==== THE DATA ====

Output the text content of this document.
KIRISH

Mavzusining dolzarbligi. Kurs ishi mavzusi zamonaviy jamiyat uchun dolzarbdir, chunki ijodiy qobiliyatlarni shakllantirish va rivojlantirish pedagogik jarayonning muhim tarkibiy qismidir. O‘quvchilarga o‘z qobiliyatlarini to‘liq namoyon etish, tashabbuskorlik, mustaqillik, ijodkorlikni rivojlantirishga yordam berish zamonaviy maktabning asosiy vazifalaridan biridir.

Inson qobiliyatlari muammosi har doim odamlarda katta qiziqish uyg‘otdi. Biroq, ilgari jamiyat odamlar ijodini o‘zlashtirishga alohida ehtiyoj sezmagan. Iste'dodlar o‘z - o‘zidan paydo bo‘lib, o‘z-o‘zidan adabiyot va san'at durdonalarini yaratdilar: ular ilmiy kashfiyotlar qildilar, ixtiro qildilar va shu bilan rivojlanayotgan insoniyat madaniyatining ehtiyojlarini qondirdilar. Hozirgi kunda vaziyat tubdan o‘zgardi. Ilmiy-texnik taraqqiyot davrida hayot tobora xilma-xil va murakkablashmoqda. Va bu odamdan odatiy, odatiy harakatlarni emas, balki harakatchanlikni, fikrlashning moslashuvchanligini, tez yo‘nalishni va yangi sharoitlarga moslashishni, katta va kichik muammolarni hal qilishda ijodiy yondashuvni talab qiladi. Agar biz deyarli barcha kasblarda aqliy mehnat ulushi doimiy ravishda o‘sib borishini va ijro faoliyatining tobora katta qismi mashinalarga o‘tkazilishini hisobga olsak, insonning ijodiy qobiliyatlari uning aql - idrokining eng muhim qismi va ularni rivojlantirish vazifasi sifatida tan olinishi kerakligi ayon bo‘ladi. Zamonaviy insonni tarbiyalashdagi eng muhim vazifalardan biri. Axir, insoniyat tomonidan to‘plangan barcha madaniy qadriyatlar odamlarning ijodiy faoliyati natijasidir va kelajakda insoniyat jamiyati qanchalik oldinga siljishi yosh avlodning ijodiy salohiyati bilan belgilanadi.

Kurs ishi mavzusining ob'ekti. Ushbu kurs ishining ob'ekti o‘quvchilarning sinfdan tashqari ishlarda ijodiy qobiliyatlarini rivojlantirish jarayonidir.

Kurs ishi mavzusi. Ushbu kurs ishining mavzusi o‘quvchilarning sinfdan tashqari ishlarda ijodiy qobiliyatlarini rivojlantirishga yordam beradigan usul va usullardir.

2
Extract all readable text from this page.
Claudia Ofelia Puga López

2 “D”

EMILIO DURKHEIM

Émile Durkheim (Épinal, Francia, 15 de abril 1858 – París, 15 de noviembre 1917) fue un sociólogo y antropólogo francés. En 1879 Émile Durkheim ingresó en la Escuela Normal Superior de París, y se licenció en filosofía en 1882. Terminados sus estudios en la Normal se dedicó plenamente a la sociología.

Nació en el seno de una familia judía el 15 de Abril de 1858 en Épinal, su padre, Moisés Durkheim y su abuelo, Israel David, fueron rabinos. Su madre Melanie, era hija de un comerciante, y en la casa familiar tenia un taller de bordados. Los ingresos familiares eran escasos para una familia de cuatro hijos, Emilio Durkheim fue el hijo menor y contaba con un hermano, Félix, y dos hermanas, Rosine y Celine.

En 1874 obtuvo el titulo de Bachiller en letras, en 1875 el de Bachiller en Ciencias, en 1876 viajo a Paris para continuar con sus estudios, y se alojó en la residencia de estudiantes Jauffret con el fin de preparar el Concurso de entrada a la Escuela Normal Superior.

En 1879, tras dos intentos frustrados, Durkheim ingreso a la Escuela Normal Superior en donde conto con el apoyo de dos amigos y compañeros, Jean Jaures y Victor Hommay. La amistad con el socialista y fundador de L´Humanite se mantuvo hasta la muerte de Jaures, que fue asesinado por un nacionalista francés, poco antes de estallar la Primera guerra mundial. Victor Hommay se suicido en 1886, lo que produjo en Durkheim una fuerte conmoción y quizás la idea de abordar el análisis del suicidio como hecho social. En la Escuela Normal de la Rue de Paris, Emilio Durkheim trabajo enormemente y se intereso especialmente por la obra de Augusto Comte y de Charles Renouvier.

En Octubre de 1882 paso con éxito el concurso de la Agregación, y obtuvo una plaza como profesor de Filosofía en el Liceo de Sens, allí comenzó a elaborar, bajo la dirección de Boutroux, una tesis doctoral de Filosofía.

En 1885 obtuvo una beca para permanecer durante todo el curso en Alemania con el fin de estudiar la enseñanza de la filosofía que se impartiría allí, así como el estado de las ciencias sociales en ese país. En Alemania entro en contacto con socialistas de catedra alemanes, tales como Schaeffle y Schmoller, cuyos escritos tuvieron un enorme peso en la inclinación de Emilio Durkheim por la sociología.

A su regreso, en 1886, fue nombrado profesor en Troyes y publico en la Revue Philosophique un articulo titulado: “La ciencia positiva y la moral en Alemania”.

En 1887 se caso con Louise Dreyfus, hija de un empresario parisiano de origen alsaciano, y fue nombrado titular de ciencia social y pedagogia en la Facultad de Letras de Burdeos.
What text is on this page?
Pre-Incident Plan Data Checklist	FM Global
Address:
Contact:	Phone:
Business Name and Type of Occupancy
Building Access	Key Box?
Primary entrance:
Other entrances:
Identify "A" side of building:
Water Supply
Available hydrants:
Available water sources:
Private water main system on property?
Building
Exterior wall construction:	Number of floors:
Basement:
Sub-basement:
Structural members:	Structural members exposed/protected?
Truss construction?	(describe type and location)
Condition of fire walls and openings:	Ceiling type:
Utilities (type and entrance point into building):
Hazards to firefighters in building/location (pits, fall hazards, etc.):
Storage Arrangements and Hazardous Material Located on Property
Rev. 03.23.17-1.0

====

◆ YOUR INSTRUCTIONS ◆
Reproduce each line of the material containing the word "this".

◆ TASK SOLUTION ◆
Output the text content of this document.
Extract all readable text from this page.
What text is on this page?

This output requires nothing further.